• Problem details: Find each line with the word "JSON" and state how many there are, nothing more.

+++ Provided records

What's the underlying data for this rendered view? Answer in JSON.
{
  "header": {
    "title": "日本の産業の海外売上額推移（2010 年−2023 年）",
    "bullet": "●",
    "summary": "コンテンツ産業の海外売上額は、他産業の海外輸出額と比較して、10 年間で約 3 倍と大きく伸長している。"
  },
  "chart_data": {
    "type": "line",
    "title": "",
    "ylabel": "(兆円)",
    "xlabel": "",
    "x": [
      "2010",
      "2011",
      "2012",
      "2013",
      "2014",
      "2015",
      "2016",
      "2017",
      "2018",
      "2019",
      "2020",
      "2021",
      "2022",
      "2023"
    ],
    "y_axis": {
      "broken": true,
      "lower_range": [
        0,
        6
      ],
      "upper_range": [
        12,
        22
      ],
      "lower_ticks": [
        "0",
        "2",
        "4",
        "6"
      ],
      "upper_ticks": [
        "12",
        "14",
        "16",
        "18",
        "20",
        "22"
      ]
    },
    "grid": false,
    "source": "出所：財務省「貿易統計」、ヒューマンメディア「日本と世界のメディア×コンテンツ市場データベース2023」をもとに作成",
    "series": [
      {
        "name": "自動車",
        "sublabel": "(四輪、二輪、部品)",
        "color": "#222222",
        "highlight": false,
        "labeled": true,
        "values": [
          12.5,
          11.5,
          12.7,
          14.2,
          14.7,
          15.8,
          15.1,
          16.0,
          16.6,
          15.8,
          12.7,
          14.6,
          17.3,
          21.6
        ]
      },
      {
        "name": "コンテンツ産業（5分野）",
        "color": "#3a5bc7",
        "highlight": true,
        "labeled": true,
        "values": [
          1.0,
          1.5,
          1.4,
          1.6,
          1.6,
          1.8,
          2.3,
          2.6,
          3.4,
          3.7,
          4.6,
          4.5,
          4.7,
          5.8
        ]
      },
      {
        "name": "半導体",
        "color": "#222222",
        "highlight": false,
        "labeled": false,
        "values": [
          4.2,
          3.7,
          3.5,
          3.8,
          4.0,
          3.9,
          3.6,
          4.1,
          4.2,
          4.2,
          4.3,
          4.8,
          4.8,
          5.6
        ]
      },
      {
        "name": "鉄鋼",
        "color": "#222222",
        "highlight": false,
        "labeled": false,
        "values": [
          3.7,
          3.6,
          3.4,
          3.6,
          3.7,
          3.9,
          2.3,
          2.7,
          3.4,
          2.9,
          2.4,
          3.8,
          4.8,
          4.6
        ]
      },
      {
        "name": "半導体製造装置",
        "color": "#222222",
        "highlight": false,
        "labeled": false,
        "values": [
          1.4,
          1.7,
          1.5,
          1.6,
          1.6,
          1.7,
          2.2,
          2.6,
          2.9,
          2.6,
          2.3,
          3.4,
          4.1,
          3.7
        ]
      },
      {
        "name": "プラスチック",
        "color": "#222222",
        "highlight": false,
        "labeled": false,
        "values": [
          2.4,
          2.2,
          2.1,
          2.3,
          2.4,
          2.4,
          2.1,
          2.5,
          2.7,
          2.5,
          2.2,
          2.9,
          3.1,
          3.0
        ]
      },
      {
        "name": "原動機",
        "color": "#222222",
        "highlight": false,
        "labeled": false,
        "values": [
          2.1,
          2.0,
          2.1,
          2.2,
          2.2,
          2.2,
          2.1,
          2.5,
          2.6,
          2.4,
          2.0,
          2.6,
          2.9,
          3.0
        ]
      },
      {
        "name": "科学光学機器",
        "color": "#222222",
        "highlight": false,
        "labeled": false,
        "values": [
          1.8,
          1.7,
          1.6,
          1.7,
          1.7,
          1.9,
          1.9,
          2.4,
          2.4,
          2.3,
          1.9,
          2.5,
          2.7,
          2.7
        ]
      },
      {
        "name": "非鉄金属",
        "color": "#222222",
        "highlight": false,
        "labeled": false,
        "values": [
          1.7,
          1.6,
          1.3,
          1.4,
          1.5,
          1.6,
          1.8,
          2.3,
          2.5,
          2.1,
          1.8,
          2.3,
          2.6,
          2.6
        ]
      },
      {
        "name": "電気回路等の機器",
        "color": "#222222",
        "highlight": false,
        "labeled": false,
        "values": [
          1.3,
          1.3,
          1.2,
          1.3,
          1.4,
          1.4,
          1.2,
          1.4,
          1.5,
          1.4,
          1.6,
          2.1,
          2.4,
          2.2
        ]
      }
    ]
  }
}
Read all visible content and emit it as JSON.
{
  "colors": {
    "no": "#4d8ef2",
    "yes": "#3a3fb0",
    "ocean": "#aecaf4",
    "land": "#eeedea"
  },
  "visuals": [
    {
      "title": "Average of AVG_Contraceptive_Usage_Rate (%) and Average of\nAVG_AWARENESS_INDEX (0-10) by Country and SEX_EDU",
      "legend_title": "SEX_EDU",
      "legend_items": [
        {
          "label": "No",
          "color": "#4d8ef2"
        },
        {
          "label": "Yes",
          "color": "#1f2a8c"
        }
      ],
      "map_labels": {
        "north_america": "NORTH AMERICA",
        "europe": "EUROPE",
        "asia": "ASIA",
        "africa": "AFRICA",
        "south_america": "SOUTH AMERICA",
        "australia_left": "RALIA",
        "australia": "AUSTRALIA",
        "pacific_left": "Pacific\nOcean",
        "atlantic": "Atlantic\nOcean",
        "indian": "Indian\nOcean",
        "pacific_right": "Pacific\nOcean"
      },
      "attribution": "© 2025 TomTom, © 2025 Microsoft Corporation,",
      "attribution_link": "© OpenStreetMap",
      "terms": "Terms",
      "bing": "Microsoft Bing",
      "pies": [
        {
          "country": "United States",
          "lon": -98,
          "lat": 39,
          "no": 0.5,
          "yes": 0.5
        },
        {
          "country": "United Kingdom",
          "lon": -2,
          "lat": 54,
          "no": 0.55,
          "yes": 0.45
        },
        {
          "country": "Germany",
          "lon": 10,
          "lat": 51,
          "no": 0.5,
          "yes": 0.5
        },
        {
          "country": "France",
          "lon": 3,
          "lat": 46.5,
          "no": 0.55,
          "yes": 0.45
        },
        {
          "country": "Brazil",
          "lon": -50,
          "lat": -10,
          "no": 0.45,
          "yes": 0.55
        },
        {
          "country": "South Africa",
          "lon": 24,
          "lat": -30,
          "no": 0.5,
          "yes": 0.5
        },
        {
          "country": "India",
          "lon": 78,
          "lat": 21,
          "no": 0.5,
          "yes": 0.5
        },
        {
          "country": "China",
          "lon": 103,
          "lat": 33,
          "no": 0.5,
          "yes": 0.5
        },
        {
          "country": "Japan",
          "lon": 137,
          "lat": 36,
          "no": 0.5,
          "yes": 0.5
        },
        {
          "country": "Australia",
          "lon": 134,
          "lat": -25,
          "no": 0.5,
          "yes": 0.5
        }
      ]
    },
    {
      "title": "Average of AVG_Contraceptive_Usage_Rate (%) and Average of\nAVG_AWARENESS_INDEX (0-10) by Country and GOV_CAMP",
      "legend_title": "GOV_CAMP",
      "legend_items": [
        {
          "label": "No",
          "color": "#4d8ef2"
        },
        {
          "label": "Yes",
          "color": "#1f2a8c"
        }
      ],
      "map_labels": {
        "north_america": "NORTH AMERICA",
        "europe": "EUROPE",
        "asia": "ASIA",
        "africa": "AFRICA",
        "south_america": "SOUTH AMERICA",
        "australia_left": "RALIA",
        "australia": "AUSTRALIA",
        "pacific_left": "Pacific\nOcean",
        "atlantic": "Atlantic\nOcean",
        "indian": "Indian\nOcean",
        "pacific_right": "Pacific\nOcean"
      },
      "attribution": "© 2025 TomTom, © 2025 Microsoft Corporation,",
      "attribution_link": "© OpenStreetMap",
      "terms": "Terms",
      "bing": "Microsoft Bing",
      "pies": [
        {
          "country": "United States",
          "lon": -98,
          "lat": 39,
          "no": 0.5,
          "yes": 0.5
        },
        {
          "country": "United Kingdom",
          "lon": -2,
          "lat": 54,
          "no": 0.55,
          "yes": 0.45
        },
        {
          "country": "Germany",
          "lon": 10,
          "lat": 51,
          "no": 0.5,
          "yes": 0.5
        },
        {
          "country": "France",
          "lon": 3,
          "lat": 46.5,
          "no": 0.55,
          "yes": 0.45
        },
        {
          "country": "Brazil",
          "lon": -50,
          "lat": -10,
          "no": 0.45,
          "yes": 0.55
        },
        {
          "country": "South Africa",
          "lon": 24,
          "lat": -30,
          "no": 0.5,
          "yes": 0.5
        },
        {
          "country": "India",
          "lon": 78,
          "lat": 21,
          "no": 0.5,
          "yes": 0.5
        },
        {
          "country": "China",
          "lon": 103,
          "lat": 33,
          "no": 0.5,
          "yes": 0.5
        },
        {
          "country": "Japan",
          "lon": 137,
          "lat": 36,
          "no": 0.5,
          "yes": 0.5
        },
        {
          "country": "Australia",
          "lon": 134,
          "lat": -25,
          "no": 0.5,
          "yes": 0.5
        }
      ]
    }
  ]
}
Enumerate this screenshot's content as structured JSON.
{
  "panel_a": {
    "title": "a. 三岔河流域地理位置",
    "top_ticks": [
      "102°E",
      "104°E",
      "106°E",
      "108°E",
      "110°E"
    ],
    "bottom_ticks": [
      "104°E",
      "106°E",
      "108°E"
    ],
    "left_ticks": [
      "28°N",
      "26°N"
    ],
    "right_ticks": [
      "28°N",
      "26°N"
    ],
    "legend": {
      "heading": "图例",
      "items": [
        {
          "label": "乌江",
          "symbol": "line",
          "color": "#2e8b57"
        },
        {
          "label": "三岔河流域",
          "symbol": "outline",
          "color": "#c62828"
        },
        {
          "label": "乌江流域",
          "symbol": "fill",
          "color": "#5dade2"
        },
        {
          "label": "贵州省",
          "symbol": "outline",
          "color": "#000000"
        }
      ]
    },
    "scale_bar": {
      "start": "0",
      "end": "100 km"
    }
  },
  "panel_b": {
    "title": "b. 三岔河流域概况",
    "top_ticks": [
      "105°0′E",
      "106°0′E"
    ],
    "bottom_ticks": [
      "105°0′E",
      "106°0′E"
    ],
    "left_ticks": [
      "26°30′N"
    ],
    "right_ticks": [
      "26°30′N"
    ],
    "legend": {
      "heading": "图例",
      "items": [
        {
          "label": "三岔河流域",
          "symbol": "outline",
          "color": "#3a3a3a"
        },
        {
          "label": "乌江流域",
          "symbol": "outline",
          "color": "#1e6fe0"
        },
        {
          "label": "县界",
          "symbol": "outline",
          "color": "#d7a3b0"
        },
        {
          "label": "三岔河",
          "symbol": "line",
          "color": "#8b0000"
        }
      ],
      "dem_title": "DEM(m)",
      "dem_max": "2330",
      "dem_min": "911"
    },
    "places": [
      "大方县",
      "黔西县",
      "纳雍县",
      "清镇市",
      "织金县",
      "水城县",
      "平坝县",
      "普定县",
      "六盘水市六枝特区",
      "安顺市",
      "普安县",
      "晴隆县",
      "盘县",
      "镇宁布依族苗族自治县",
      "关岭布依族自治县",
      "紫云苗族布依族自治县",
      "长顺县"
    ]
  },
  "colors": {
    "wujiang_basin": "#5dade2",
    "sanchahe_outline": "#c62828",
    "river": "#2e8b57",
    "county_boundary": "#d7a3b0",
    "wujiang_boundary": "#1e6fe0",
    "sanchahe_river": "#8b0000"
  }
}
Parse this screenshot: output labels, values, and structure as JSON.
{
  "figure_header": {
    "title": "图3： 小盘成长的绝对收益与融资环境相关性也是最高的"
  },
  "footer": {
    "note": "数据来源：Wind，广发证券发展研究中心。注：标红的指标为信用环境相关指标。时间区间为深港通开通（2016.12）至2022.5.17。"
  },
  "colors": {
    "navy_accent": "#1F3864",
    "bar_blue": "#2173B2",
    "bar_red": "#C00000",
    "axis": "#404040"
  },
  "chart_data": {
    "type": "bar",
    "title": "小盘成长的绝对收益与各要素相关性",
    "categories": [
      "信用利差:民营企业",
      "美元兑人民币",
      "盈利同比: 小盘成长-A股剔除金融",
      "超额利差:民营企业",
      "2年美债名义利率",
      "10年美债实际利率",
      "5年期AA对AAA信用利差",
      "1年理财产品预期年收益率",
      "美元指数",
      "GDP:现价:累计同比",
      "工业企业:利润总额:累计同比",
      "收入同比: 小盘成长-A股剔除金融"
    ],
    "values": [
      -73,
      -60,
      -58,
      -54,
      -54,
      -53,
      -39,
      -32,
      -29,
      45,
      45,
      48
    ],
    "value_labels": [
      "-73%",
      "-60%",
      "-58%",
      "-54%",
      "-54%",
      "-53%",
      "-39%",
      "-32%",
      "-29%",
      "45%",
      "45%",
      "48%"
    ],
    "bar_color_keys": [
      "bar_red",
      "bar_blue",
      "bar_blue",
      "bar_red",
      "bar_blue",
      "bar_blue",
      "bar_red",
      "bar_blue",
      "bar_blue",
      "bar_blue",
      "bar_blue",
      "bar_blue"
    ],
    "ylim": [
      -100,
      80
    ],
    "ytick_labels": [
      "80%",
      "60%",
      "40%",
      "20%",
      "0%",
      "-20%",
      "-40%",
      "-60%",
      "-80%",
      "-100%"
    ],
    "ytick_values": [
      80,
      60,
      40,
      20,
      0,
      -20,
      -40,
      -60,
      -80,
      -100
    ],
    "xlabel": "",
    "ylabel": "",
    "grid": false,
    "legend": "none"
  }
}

++++++

• Written response: 4